STATED PROBLEM — How many lines in the listing below include the word "anotadores"? Answer with the number and nothing else.
══ INFORMATION PROVIDED
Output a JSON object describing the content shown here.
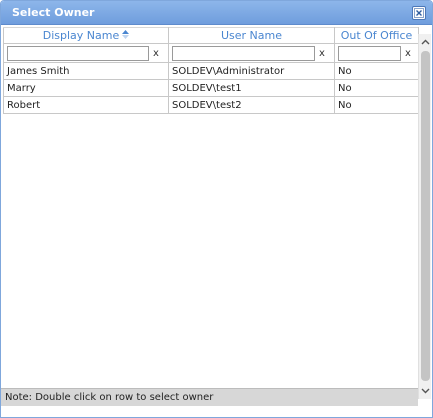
{
  "dialog": {
    "title": "Select Owner",
    "close_icon": "close-x-icon"
  },
  "grid": {
    "columns": [
      {
        "label": "Display Name",
        "sort": "ascending"
      },
      {
        "label": "User Name"
      },
      {
        "label": "Out Of Office"
      }
    ],
    "filters": [
      {
        "value": "",
        "clear_label": "x"
      },
      {
        "value": "",
        "clear_label": "x"
      },
      {
        "value": "",
        "clear_label": "x"
      }
    ],
    "rows": [
      {
        "display_name": "James Smith",
        "user_name": "SOLDEV\\Administrator",
        "out_of_office": "No"
      },
      {
        "display_name": "Marry",
        "user_name": "SOLDEV\\test1",
        "out_of_office": "No"
      },
      {
        "display_name": "Robert",
        "user_name": "SOLDEV\\test2",
        "out_of_office": "No"
      }
    ]
  },
  "status": {
    "note": "Note: Double click on row to select owner"
  },
  "colors": {
    "titlebar": "#7aa6e2",
    "header_text": "#4a86d0",
    "statusbar": "#d7d7d7"
  }
}
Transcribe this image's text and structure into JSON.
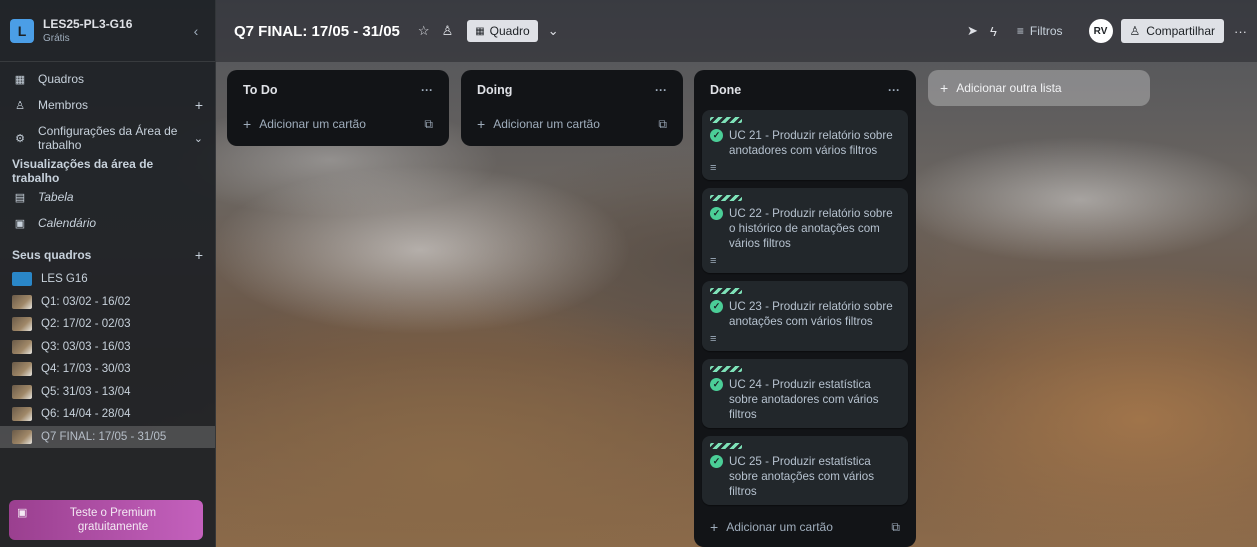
{
  "workspace": {
    "logo_letter": "L",
    "name": "LES25-PL3-G16",
    "plan": "Grátis",
    "collapse_icon": "chevron-left-icon"
  },
  "sidebar": {
    "boards_label": "Quadros",
    "members_label": "Membros",
    "settings_label_1": "Configurações da Área de",
    "settings_label_2": "trabalho",
    "views_title": "Visualizações da área de trabalho",
    "views": [
      "Tabela",
      "Calendário"
    ],
    "your_boards_title": "Seus quadros",
    "boards": [
      "LES G16",
      "Q1: 03/02 - 16/02",
      "Q2: 17/02 - 02/03",
      "Q3: 03/03 - 16/03",
      "Q4: 17/03 - 30/03",
      "Q5: 31/03 - 13/04",
      "Q6: 14/04 - 28/04",
      "Q7 FINAL: 17/05 - 31/05"
    ],
    "premium_line1": "Teste o Premium",
    "premium_line2": "gratuitamente"
  },
  "header": {
    "board_title": "Q7 FINAL: 17/05 - 31/05",
    "view_label": "Quadro",
    "filters_label": "Filtros",
    "avatar_initials": "RV",
    "share_label": "Compartilhar"
  },
  "lists": [
    {
      "title": "To Do",
      "add_label": "Adicionar um cartão",
      "cards": []
    },
    {
      "title": "Doing",
      "add_label": "Adicionar um cartão",
      "cards": []
    },
    {
      "title": "Done",
      "add_label": "Adicionar um cartão",
      "cards": [
        {
          "title": "UC 21 - Produzir relatório sobre anotadores com vários filtros"
        },
        {
          "title": "UC 22 - Produzir relatório sobre o histórico de anotações com vários filtros"
        },
        {
          "title": "UC 23 - Produzir relatório sobre anotações com vários filtros"
        },
        {
          "title": "UC 24 - Produzir estatística sobre anotadores com vários filtros"
        },
        {
          "title": "UC 25 - Produzir estatística sobre anotações com vários filtros"
        }
      ]
    }
  ],
  "add_list_label": "Adicionar outra lista",
  "colors": {
    "label_green": "#7ee2b8",
    "check_green": "#4bce97",
    "premium_purple": "#c461bd",
    "list_bg": "#121417",
    "card_bg": "#22272b"
  }
}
════
ANSWER BELOW — 2